Questions to answer:
[1] Can you condense the paragraph that begins "Some tokenizations don't match" in the UCCA–UD tokenization thread into a short list, keeping its main facts?
[2] Could you resume the thread on tokenization divergences between UCCA and UD, adding the next comment after its last one?

Text provided:
---

UniversalConceptualCognitiveAnnotation / UCCA_English-EWT

http://bit.ly/UCCA_English-EWT
3 stars 1 forks source link

Tokenization divergences between UCCA and UD #2

Closed jakpra closed 5 years ago

jakpra commented 5 years ago

Some tokenizations don't match between UCCA and UD. E.g., in doc 020851, "Jack-s", paragraph-position 18 in UCCA / sentence 2 tokens 13-14 is split in UD, but one token in UCCA. Same with doc 020992, "#2", paragraph_position 25, doc 059005, "Max's", paragraph_position 3 and doc 059416, "Fraiser's", paragraph_position 18

This might be more complicated to fix as it affects annotations, but it would be nice if there is some way to make them match.

danielhers commented 5 years ago

@omriabnd wasn't the tokenization copied exactly from the STREUSLE files? For example, doc 020851 (task 1848 on UCCA-App) indeed treats "Jack-s" as one token, but there are two in UD. The old platform passage ID is 26238, and there, too, the token is "Jack-s".

---

Record extracts:
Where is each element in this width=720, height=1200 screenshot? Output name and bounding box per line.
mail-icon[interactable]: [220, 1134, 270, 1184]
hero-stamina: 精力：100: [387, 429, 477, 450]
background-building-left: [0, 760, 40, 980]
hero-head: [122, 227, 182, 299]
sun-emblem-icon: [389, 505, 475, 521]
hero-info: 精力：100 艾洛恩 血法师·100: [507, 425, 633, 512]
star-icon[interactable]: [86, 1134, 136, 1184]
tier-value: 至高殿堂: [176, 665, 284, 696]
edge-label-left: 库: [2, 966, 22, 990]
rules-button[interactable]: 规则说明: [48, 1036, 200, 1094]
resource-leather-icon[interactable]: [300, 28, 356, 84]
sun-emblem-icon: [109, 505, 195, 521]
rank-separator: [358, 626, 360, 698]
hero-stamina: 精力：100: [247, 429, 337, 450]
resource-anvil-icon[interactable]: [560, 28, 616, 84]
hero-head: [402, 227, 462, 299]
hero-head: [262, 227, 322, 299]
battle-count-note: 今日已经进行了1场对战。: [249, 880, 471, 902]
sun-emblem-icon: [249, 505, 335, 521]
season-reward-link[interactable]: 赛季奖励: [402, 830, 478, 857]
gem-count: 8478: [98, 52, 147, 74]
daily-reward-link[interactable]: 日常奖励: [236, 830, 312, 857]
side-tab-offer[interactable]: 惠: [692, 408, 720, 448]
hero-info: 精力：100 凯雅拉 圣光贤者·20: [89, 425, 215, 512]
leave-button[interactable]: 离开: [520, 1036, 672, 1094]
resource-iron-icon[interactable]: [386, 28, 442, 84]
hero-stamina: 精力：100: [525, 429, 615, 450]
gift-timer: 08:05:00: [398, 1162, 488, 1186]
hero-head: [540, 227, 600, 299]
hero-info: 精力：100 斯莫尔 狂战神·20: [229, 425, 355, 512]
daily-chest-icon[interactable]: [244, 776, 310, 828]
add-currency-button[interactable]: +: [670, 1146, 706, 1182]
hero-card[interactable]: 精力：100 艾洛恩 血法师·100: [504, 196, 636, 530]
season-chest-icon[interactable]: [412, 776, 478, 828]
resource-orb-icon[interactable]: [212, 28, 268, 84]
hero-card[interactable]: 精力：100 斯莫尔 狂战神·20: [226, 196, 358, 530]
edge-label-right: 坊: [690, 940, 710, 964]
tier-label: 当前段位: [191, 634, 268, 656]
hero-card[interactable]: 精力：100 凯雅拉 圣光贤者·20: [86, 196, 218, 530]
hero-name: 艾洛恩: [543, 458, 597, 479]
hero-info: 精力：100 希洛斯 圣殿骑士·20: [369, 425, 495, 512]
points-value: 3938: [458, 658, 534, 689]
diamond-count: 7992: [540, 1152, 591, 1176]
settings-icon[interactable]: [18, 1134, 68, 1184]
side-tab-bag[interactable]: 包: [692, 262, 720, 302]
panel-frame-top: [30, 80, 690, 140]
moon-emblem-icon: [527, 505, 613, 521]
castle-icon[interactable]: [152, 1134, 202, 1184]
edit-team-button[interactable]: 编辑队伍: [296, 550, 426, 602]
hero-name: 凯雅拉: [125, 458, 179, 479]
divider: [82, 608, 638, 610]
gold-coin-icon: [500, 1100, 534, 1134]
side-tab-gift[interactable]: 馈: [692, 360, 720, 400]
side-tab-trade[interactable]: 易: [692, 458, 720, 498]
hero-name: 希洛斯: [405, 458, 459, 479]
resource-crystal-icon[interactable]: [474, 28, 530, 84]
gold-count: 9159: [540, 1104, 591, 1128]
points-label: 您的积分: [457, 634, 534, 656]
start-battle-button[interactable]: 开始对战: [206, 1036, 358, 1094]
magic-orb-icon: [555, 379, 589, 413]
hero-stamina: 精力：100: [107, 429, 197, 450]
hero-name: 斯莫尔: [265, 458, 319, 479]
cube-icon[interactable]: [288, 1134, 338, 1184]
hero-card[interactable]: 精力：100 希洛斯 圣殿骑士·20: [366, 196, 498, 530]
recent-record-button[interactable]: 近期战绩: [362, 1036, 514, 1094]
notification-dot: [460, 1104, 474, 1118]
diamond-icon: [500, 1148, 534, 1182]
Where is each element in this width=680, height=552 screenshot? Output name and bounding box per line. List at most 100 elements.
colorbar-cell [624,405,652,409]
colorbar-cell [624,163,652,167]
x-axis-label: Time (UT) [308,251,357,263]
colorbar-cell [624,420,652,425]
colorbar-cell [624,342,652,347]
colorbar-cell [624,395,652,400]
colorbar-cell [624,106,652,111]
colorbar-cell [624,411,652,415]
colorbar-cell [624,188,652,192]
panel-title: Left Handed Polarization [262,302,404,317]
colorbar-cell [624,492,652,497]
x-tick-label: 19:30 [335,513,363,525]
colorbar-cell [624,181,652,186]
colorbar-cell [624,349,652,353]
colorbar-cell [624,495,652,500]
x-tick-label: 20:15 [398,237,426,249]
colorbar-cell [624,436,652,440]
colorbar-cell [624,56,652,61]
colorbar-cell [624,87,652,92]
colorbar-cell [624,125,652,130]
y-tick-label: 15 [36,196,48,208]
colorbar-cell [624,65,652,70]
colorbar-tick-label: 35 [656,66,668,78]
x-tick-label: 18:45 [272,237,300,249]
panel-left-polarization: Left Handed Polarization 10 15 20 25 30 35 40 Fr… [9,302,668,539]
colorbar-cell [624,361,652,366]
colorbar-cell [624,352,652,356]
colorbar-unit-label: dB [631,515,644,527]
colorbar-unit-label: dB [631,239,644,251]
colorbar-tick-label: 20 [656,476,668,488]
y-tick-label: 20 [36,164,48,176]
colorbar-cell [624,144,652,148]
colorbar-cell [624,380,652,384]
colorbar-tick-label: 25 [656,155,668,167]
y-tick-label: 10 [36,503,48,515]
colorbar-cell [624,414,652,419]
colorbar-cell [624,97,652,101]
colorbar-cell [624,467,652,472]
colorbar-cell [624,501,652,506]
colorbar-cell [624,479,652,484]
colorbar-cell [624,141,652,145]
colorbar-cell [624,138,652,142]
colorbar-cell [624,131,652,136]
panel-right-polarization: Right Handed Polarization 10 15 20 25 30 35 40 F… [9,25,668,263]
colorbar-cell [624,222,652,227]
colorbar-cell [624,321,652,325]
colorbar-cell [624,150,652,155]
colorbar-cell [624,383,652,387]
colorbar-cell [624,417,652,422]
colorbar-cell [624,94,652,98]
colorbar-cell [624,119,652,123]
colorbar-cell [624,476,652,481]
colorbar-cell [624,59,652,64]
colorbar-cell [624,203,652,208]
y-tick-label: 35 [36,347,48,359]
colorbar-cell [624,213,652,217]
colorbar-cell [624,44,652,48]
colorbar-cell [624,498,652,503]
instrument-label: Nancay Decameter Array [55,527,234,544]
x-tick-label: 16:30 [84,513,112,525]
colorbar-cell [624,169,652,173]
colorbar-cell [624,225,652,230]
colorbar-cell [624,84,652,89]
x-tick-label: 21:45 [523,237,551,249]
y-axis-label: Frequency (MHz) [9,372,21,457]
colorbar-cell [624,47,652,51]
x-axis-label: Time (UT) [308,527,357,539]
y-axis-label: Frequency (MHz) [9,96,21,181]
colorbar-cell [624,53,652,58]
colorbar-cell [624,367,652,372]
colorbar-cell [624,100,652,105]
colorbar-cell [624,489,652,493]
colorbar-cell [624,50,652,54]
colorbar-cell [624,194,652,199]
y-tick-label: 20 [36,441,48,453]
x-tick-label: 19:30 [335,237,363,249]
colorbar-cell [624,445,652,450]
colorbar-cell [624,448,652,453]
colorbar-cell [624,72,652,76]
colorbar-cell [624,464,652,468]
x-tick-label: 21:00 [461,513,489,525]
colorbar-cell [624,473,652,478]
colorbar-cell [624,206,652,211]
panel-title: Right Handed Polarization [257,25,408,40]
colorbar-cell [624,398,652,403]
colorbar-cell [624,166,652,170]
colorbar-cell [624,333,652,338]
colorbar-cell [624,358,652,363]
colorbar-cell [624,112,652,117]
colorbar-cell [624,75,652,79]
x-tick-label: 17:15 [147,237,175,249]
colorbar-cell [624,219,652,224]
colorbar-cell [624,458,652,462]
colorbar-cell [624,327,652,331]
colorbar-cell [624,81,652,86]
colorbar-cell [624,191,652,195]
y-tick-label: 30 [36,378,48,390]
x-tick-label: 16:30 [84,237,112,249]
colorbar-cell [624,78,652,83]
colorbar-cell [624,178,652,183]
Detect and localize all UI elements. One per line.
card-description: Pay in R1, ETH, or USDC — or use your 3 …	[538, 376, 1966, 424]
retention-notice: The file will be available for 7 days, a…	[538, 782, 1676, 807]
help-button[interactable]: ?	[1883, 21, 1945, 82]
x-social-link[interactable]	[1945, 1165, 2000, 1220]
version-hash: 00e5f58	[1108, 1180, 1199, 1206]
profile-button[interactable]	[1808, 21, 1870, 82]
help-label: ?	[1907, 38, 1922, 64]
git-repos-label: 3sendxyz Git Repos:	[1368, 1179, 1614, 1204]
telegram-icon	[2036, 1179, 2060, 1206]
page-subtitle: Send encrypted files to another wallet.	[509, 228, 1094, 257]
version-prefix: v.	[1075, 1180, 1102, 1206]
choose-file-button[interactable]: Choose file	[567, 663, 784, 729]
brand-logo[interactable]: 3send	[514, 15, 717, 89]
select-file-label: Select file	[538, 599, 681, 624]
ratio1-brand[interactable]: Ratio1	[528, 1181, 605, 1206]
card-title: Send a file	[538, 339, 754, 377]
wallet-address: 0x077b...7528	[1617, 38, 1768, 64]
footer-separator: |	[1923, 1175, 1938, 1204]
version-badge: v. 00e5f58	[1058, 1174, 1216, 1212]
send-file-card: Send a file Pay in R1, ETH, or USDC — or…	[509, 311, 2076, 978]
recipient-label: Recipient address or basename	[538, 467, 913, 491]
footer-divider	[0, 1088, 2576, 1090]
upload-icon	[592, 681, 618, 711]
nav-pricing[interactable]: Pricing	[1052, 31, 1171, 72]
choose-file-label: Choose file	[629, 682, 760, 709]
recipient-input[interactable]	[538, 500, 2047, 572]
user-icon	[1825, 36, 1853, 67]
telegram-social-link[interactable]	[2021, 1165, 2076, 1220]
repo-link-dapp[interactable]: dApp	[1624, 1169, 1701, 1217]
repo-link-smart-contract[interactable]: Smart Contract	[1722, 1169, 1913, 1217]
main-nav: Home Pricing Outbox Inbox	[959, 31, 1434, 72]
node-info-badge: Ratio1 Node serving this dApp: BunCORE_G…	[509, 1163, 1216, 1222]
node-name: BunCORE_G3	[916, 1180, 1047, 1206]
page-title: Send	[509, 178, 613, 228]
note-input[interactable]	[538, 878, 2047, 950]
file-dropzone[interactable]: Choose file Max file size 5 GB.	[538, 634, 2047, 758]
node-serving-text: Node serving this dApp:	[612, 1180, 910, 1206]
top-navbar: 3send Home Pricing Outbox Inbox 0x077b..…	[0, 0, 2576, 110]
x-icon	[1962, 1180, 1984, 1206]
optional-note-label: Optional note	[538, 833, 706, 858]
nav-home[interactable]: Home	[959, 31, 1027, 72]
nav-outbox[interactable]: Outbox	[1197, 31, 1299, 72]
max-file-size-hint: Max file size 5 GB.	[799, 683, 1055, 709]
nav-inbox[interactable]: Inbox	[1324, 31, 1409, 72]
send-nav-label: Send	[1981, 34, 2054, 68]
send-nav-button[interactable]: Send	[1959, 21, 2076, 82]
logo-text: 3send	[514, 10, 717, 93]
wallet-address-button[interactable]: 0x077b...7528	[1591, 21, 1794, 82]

---

Written responses:
[1]
- Some tokens are split in UD but kept as one token in UCCA.
- Doc 020851, "Jack-s": paragraph-position 18 in UCCA; sentence 2, tokens 13–14 in UD.
- Doc 020992, "#2": paragraph_position 25.
- Doc 059005, "Max's": paragraph_position 3.
- Doc 059416, "Fraiser's": paragraph_position 18.

[2]
danielhers commented 5 years ago

Fixed some of the differences. The following documents still require tokenization fixes:

020851
020992
057644
059005
059386
059416
200957
210066
211797
216456
217359
360937
399348

While 057644 and 059386 are in the dev set, all others are in the train set. They will all be corrected once annotation is finished.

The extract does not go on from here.